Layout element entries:

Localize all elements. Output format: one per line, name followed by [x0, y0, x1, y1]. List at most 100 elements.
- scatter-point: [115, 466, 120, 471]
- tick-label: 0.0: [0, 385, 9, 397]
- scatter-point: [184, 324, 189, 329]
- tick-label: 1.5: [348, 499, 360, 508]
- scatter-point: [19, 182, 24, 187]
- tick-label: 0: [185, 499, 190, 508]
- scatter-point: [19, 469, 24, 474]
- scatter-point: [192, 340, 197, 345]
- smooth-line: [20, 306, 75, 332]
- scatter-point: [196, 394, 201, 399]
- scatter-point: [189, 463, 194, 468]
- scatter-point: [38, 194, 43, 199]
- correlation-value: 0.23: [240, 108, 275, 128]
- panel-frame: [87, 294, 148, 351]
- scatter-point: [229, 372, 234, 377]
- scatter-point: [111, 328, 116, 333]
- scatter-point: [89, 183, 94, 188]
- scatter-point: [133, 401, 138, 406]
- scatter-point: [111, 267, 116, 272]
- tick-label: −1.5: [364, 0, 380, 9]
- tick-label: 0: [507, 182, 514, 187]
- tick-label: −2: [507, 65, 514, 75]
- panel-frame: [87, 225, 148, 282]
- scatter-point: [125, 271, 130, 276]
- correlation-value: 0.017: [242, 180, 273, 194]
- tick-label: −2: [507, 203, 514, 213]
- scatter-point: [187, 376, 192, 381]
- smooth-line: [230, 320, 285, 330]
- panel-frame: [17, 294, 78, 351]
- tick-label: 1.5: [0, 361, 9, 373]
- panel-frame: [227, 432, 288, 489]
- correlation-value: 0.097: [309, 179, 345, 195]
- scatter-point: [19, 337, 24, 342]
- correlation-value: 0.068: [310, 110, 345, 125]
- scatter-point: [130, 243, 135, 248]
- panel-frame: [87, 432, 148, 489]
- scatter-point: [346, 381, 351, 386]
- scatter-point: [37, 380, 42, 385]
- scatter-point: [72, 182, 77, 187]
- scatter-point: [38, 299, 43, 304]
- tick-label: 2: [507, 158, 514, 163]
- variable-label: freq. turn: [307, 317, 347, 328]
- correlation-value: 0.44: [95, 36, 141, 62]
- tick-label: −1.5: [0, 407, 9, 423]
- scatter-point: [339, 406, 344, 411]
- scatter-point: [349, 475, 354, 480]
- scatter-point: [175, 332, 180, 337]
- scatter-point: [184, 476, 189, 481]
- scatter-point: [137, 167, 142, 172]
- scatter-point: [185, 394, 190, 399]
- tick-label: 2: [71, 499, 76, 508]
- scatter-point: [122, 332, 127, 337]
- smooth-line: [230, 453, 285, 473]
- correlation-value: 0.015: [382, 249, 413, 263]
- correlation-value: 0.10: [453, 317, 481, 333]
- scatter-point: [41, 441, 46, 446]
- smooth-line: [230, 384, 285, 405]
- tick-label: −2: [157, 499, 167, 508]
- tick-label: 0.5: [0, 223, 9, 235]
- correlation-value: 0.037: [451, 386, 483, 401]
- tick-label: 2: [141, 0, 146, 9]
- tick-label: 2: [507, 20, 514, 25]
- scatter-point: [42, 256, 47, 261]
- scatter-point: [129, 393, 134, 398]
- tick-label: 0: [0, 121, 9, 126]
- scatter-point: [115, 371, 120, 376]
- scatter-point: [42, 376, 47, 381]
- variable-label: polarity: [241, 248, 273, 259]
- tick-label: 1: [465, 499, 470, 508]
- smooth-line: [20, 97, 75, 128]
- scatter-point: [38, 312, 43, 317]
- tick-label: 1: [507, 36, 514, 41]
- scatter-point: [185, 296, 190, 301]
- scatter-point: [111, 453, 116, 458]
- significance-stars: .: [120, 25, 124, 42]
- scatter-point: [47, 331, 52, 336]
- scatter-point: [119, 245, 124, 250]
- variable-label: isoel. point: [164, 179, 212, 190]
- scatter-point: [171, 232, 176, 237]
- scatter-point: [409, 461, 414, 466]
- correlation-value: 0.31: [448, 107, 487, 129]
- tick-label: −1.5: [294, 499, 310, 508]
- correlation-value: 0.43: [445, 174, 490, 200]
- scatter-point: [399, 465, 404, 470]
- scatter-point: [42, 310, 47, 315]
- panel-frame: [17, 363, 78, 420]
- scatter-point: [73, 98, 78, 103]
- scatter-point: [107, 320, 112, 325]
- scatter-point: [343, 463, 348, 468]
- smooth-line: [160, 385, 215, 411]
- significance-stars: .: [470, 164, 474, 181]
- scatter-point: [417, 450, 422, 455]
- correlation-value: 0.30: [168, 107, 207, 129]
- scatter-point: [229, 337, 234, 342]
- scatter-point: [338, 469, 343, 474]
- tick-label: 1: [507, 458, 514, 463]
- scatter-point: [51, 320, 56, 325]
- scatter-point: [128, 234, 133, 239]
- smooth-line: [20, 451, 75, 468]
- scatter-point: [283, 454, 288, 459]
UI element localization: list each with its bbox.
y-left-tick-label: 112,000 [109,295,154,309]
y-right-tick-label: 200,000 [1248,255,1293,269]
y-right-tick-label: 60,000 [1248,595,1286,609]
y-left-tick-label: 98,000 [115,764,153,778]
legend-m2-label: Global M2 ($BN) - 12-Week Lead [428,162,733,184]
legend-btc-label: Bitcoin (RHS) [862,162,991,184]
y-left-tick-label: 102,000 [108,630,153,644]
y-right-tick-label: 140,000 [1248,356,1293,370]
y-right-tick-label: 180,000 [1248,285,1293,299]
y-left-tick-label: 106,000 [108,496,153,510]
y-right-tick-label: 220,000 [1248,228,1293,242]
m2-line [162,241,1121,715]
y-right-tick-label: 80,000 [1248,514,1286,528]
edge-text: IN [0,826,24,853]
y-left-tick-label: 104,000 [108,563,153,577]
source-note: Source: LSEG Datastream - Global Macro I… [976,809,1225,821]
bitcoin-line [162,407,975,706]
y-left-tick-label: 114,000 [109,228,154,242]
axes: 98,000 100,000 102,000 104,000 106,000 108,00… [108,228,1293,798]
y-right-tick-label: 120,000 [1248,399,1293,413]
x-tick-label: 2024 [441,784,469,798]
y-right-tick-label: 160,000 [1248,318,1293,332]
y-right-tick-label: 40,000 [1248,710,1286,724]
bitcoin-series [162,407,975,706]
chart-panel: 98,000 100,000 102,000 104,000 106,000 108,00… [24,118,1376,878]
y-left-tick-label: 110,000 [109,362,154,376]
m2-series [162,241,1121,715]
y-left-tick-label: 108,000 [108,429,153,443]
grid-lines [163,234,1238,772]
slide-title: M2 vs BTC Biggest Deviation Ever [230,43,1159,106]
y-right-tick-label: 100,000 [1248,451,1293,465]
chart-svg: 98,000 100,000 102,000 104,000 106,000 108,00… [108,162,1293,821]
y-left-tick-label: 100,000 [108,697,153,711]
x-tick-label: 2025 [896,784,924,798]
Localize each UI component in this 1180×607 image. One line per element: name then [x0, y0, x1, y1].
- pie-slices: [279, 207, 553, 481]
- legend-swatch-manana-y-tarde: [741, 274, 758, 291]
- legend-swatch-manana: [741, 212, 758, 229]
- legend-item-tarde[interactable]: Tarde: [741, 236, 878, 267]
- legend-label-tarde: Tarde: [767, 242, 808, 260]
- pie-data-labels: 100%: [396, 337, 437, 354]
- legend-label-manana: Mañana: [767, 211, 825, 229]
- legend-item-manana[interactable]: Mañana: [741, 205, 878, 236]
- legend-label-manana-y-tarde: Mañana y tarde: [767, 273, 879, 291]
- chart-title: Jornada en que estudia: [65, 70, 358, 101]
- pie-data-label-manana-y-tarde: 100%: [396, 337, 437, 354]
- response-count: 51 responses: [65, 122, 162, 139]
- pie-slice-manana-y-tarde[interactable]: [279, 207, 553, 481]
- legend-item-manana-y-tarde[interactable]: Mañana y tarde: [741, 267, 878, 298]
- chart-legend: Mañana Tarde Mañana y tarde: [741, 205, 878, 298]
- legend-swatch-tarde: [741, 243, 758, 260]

What is being asked: Copy the records verbatim from the start through the line containing "- tick-label: 2: [71, 499, 76, 508]", including that line.

Expected answer:
Localize all elements. Output format: one per line, name followed by [x0, y0, x1, y1]. List at most 100 elements.
- scatter-point: [115, 466, 120, 471]
- tick-label: 0.0: [0, 385, 9, 397]
- scatter-point: [184, 324, 189, 329]
- tick-label: 1.5: [348, 499, 360, 508]
- scatter-point: [19, 182, 24, 187]
- tick-label: 0: [185, 499, 190, 508]
- scatter-point: [19, 469, 24, 474]
- scatter-point: [192, 340, 197, 345]
- smooth-line: [20, 306, 75, 332]
- scatter-point: [196, 394, 201, 399]
- scatter-point: [189, 463, 194, 468]
- scatter-point: [38, 194, 43, 199]
- correlation-value: 0.23: [240, 108, 275, 128]
- panel-frame: [87, 294, 148, 351]
- scatter-point: [229, 372, 234, 377]
- scatter-point: [111, 328, 116, 333]
- scatter-point: [89, 183, 94, 188]
- scatter-point: [133, 401, 138, 406]
- scatter-point: [111, 267, 116, 272]
- tick-label: −1.5: [364, 0, 380, 9]
- tick-label: 0: [507, 182, 514, 187]
- tick-label: −2: [507, 65, 514, 75]
- panel-frame: [87, 225, 148, 282]
- scatter-point: [125, 271, 130, 276]
- correlation-value: 0.017: [242, 180, 273, 194]
- tick-label: −2: [507, 203, 514, 213]
- scatter-point: [187, 376, 192, 381]
- smooth-line: [230, 320, 285, 330]
- panel-frame: [17, 294, 78, 351]
- tick-label: 1.5: [0, 361, 9, 373]
- panel-frame: [227, 432, 288, 489]
- correlation-value: 0.097: [309, 179, 345, 195]
- scatter-point: [19, 337, 24, 342]
- correlation-value: 0.068: [310, 110, 345, 125]
- scatter-point: [130, 243, 135, 248]
- panel-frame: [87, 432, 148, 489]
- scatter-point: [346, 381, 351, 386]
- scatter-point: [37, 380, 42, 385]
- scatter-point: [72, 182, 77, 187]
- scatter-point: [38, 299, 43, 304]
- tick-label: 2: [507, 158, 514, 163]
- variable-label: freq. turn: [307, 317, 347, 328]
- correlation-value: 0.44: [95, 36, 141, 62]
- tick-label: −1.5: [0, 407, 9, 423]
- scatter-point: [339, 406, 344, 411]
- scatter-point: [349, 475, 354, 480]
- scatter-point: [175, 332, 180, 337]
- scatter-point: [184, 476, 189, 481]
- scatter-point: [137, 167, 142, 172]
- scatter-point: [185, 394, 190, 399]
- tick-label: 2: [71, 499, 76, 508]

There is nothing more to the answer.